§ What to work on
Will you write out the data exactly, excluding every picture?
==================================================
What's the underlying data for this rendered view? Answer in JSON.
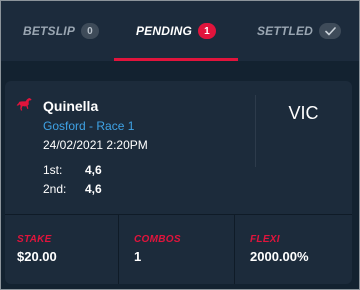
{
  "tabs": [
    {
      "label": "BETSLIP",
      "badge": "0",
      "active": false
    },
    {
      "label": "PENDING",
      "badge": "1",
      "active": true
    },
    {
      "label": "SETTLED",
      "badge_icon": "check-icon",
      "active": false
    }
  ],
  "bet": {
    "icon": "horse-icon",
    "type": "Quinella",
    "race": "Gosford - Race 1",
    "datetime": "24/02/2021 2:20PM",
    "selections": [
      {
        "label": "1st:",
        "value": "4,6"
      },
      {
        "label": "2nd:",
        "value": "4,6"
      }
    ],
    "venue": "VIC"
  },
  "stats": [
    {
      "label": "STAKE",
      "value": "$20.00"
    },
    {
      "label": "COMBOS",
      "value": "1"
    },
    {
      "label": "FLEXI",
      "value": "2000.00%"
    }
  ],
  "colors": {
    "accent": "#e1143c",
    "link": "#3fa3e6",
    "background": "#132230",
    "card": "#1c2b3b"
  }
}
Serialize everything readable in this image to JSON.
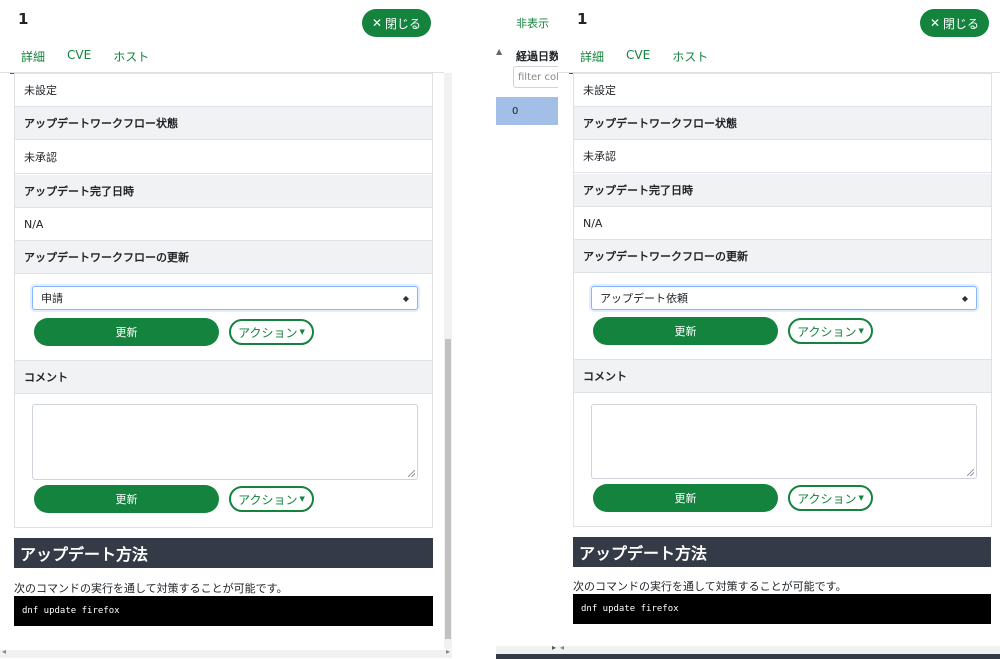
{
  "left": {
    "title": "1",
    "close_label": "閉じる",
    "tabs": [
      "詳細",
      "CVE",
      "ホスト"
    ],
    "rows": [
      "未設定",
      "アップデートワークフロー状態",
      "未承認",
      "アップデート完了日時",
      "N/A",
      "アップデートワークフローの更新"
    ],
    "select_value": "申請",
    "update_label": "更新",
    "action_label": "アクション",
    "comment_label": "コメント",
    "section_title": "アップデート方法",
    "description": "次のコマンドの実行を通して対策することが可能です。",
    "command": "dnf update firefox"
  },
  "middle": {
    "hide_label": "非表示",
    "column_header": "経過日数",
    "filter_placeholder": "filter colu",
    "cell_value": "0"
  },
  "right": {
    "title": "1",
    "close_label": "閉じる",
    "tabs": [
      "詳細",
      "CVE",
      "ホスト"
    ],
    "rows": [
      "未設定",
      "アップデートワークフロー状態",
      "未承認",
      "アップデート完了日時",
      "N/A",
      "アップデートワークフローの更新"
    ],
    "select_value": "アップデート依頼",
    "update_label": "更新",
    "action_label": "アクション",
    "comment_label": "コメント",
    "section_title": "アップデート方法",
    "description": "次のコマンドの実行を通して対策することが可能です。",
    "command": "dnf update firefox"
  },
  "colors": {
    "accent": "#13833d",
    "section_bg": "#343a46",
    "selected_cell": "#a3bfe8"
  }
}
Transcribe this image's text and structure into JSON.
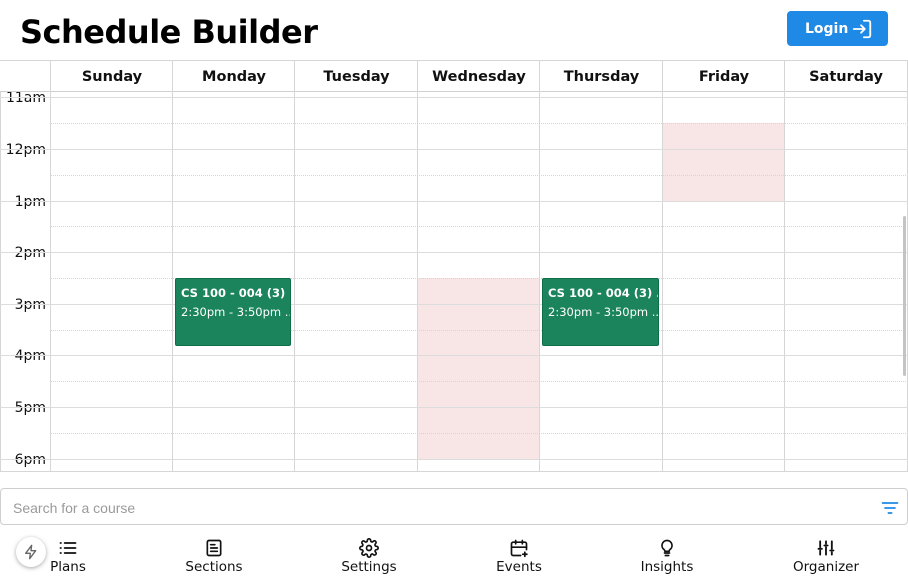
{
  "app": {
    "title": "Schedule Builder"
  },
  "header": {
    "login_label": "Login"
  },
  "colors": {
    "accent": "#1f8ae6",
    "event": "#1b845c",
    "unavailable": "#f8e6e7"
  },
  "calendar": {
    "days": [
      "Sunday",
      "Monday",
      "Tuesday",
      "Wednesday",
      "Thursday",
      "Friday",
      "Saturday"
    ],
    "hours": [
      "11am",
      "12pm",
      "1pm",
      "2pm",
      "3pm",
      "4pm",
      "5pm",
      "6pm"
    ],
    "events": [
      {
        "title": "CS 100 - 004 (3) ...",
        "time": "2:30pm - 3:50pm ...",
        "day": "Monday"
      },
      {
        "title": "CS 100 - 004 (3) ...",
        "time": "2:30pm - 3:50pm ...",
        "day": "Thursday"
      }
    ],
    "unavailable": [
      {
        "day": "Friday",
        "start": "12pm",
        "end": "1pm"
      },
      {
        "day": "Wednesday",
        "start": "2:30pm",
        "end": "6:30pm"
      }
    ]
  },
  "search": {
    "placeholder": "Search for a course",
    "value": ""
  },
  "nav": [
    {
      "label": "Plans",
      "icon": "list-icon"
    },
    {
      "label": "Sections",
      "icon": "document-icon"
    },
    {
      "label": "Settings",
      "icon": "gear-icon"
    },
    {
      "label": "Events",
      "icon": "calendar-add-icon"
    },
    {
      "label": "Insights",
      "icon": "lightbulb-icon"
    },
    {
      "label": "Organizer",
      "icon": "sliders-icon"
    }
  ],
  "fab": {
    "icon": "lightning-icon"
  }
}
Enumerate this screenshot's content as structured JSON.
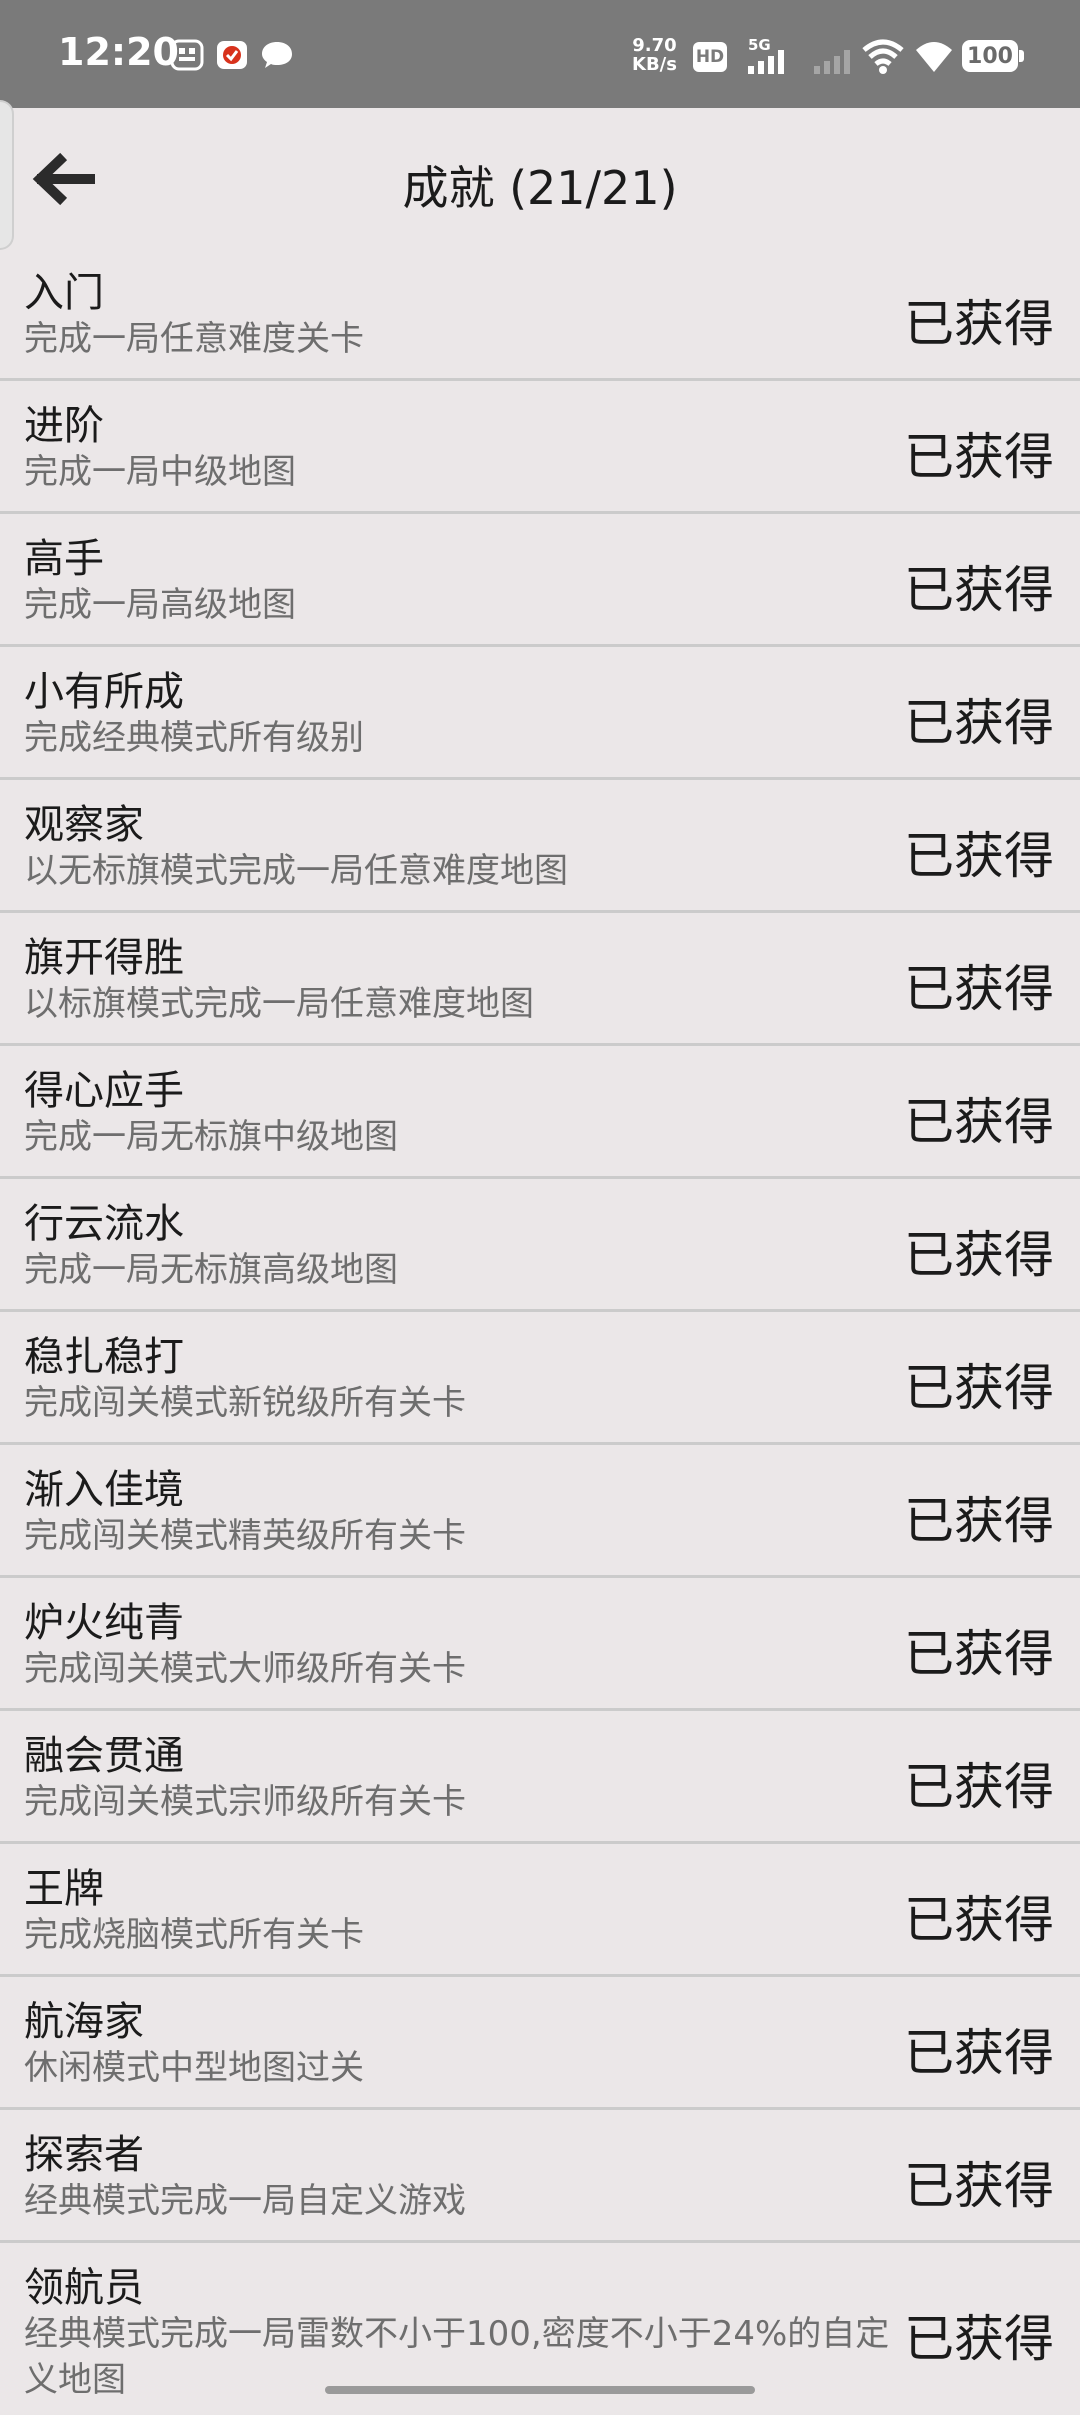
{
  "status_bar": {
    "time": "12:20",
    "net_speed_value": "9.70",
    "net_speed_unit": "KB/s",
    "hd_label": "HD",
    "network_label": "5G",
    "battery": "100"
  },
  "header": {
    "title": "成就 (21/21)"
  },
  "achievements": [
    {
      "name": "入门",
      "desc": "完成一局任意难度关卡",
      "status": "已获得"
    },
    {
      "name": "进阶",
      "desc": "完成一局中级地图",
      "status": "已获得"
    },
    {
      "name": "高手",
      "desc": "完成一局高级地图",
      "status": "已获得"
    },
    {
      "name": "小有所成",
      "desc": "完成经典模式所有级别",
      "status": "已获得"
    },
    {
      "name": "观察家",
      "desc": "以无标旗模式完成一局任意难度地图",
      "status": "已获得"
    },
    {
      "name": "旗开得胜",
      "desc": "以标旗模式完成一局任意难度地图",
      "status": "已获得"
    },
    {
      "name": "得心应手",
      "desc": "完成一局无标旗中级地图",
      "status": "已获得"
    },
    {
      "name": "行云流水",
      "desc": "完成一局无标旗高级地图",
      "status": "已获得"
    },
    {
      "name": "稳扎稳打",
      "desc": "完成闯关模式新锐级所有关卡",
      "status": "已获得"
    },
    {
      "name": "渐入佳境",
      "desc": "完成闯关模式精英级所有关卡",
      "status": "已获得"
    },
    {
      "name": "炉火纯青",
      "desc": "完成闯关模式大师级所有关卡",
      "status": "已获得"
    },
    {
      "name": "融会贯通",
      "desc": "完成闯关模式宗师级所有关卡",
      "status": "已获得"
    },
    {
      "name": "王牌",
      "desc": "完成烧脑模式所有关卡",
      "status": "已获得"
    },
    {
      "name": "航海家",
      "desc": "休闲模式中型地图过关",
      "status": "已获得"
    },
    {
      "name": "探索者",
      "desc": "经典模式完成一局自定义游戏",
      "status": "已获得"
    },
    {
      "name": "领航员",
      "desc": "经典模式完成一局雷数不小于100,密度不小于24%的自定义地图",
      "status": "已获得"
    }
  ]
}
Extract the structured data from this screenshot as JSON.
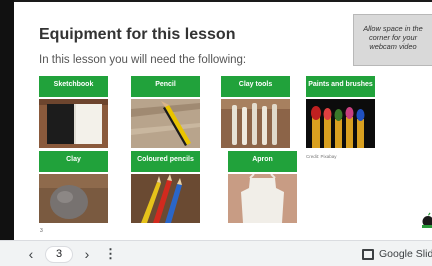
==================================================
§ Result of this exercise
What's the underlying data for this rendered view? Answer in JSON.
{
  "tabs": [
    {
      "label": "BETSLIP",
      "badge": "0",
      "active": false
    },
    {
      "label": "PENDING",
      "badge": "1",
      "active": true
    },
    {
      "label": "SETTLED",
      "badge_icon": "check-icon",
      "active": false
    }
  ],
  "bet": {
    "icon": "horse-icon",
    "type": "Quinella",
    "race": "Gosford - Race 1",
    "datetime": "24/02/2021 2:20PM",
    "selections": [
      {
        "label": "1st:",
        "value": "4,6"
      },
      {
        "label": "2nd:",
        "value": "4,6"
      }
    ],
    "venue": "VIC"
  },
  "stats": [
    {
      "label": "STAKE",
      "value": "$20.00"
    },
    {
      "label": "COMBOS",
      "value": "1"
    },
    {
      "label": "FLEXI",
      "value": "2000.00%"
    }
  ],
  "colors": {
    "accent": "#e1143c",
    "link": "#3fa3e6",
    "background": "#132230",
    "card": "#1c2b3b"
  }
}
Serialize everything readable in this image to JSON.
{
  "left": {
    "title": "1",
    "close_label": "閉じる",
    "tabs": [
      "詳細",
      "CVE",
      "ホスト"
    ],
    "rows": [
      "未設定",
      "アップデートワークフロー状態",
      "未承認",
      "アップデート完了日時",
      "N/A",
      "アップデートワークフローの更新"
    ],
    "select_value": "申請",
    "update_label": "更新",
    "action_label": "アクション",
    "comment_label": "コメント",
    "section_title": "アップデート方法",
    "description": "次のコマンドの実行を通して対策することが可能です。",
    "command": "dnf update firefox"
  },
  "middle": {
    "hide_label": "非表示",
    "column_header": "経過日数",
    "filter_placeholder": "filter colu",
    "cell_value": "0"
  },
  "right": {
    "title": "1",
    "close_label": "閉じる",
    "tabs": [
      "詳細",
      "CVE",
      "ホスト"
    ],
    "rows": [
      "未設定",
      "アップデートワークフロー状態",
      "未承認",
      "アップデート完了日時",
      "N/A",
      "アップデートワークフローの更新"
    ],
    "select_value": "アップデート依頼",
    "update_label": "更新",
    "action_label": "アクション",
    "comment_label": "コメント",
    "section_title": "アップデート方法",
    "description": "次のコマンドの実行を通して対策することが可能です。",
    "command": "dnf update firefox"
  },
  "colors": {
    "accent": "#13833d",
    "section_bg": "#343a46",
    "selected_cell": "#a3bfe8"
  }
}
Transcribe this image's text and structure into JSON.
{
  "app": {
    "title": "Schedule Builder"
  },
  "header": {
    "login_label": "Login"
  },
  "colors": {
    "accent": "#1f8ae6",
    "event": "#1b845c",
    "unavailable": "#f8e6e7"
  },
  "calendar": {
    "days": [
      "Sunday",
      "Monday",
      "Tuesday",
      "Wednesday",
      "Thursday",
      "Friday",
      "Saturday"
    ],
    "hours": [
      "11am",
      "12pm",
      "1pm",
      "2pm",
      "3pm",
      "4pm",
      "5pm",
      "6pm"
    ],
    "events": [
      {
        "title": "CS 100 - 004 (3) ...",
        "time": "2:30pm - 3:50pm ...",
        "day": "Monday"
      },
      {
        "title": "CS 100 - 004 (3) ...",
        "time": "2:30pm - 3:50pm ...",
        "day": "Thursday"
      }
    ],
    "unavailable": [
      {
        "day": "Friday",
        "start": "12pm",
        "end": "1pm"
      },
      {
        "day": "Wednesday",
        "start": "2:30pm",
        "end": "6:30pm"
      }
    ]
  },
  "search": {
    "placeholder": "Search for a course",
    "value": ""
  },
  "nav": [
    {
      "label": "Plans",
      "icon": "list-icon"
    },
    {
      "label": "Sections",
      "icon": "document-icon"
    },
    {
      "label": "Settings",
      "icon": "gear-icon"
    },
    {
      "label": "Events",
      "icon": "calendar-add-icon"
    },
    {
      "label": "Insights",
      "icon": "lightbulb-icon"
    },
    {
      "label": "Organizer",
      "icon": "sliders-icon"
    }
  ],
  "fab": {
    "icon": "lightning-icon"
  }
}
Enumerate this screenshot's content as structured JSON.
{
  "status_bar": {
    "time": "12:20",
    "net_speed_value": "9.70",
    "net_speed_unit": "KB/s",
    "hd_label": "HD",
    "network_label": "5G",
    "battery": "100"
  },
  "header": {
    "title": "成就 (21/21)"
  },
  "achievements": [
    {
      "name": "入门",
      "desc": "完成一局任意难度关卡",
      "status": "已获得"
    },
    {
      "name": "进阶",
      "desc": "完成一局中级地图",
      "status": "已获得"
    },
    {
      "name": "高手",
      "desc": "完成一局高级地图",
      "status": "已获得"
    },
    {
      "name": "小有所成",
      "desc": "完成经典模式所有级别",
      "status": "已获得"
    },
    {
      "name": "观察家",
      "desc": "以无标旗模式完成一局任意难度地图",
      "status": "已获得"
    },
    {
      "name": "旗开得胜",
      "desc": "以标旗模式完成一局任意难度地图",
      "status": "已获得"
    },
    {
      "name": "得心应手",
      "desc": "完成一局无标旗中级地图",
      "status": "已获得"
    },
    {
      "name": "行云流水",
      "desc": "完成一局无标旗高级地图",
      "status": "已获得"
    },
    {
      "name": "稳扎稳打",
      "desc": "完成闯关模式新锐级所有关卡",
      "status": "已获得"
    },
    {
      "name": "渐入佳境",
      "desc": "完成闯关模式精英级所有关卡",
      "status": "已获得"
    },
    {
      "name": "炉火纯青",
      "desc": "完成闯关模式大师级所有关卡",
      "status": "已获得"
    },
    {
      "name": "融会贯通",
      "desc": "完成闯关模式宗师级所有关卡",
      "status": "已获得"
    },
    {
      "name": "王牌",
      "desc": "完成烧脑模式所有关卡",
      "status": "已获得"
    },
    {
      "name": "航海家",
      "desc": "休闲模式中型地图过关",
      "status": "已获得"
    },
    {
      "name": "探索者",
      "desc": "经典模式完成一局自定义游戏",
      "status": "已获得"
    },
    {
      "name": "领航员",
      "desc": "经典模式完成一局雷数不小于100,密度不小于24%的自定义地图",
      "status": "已获得"
    }
  ]
}
Extract the structured data from this screenshot as JSON.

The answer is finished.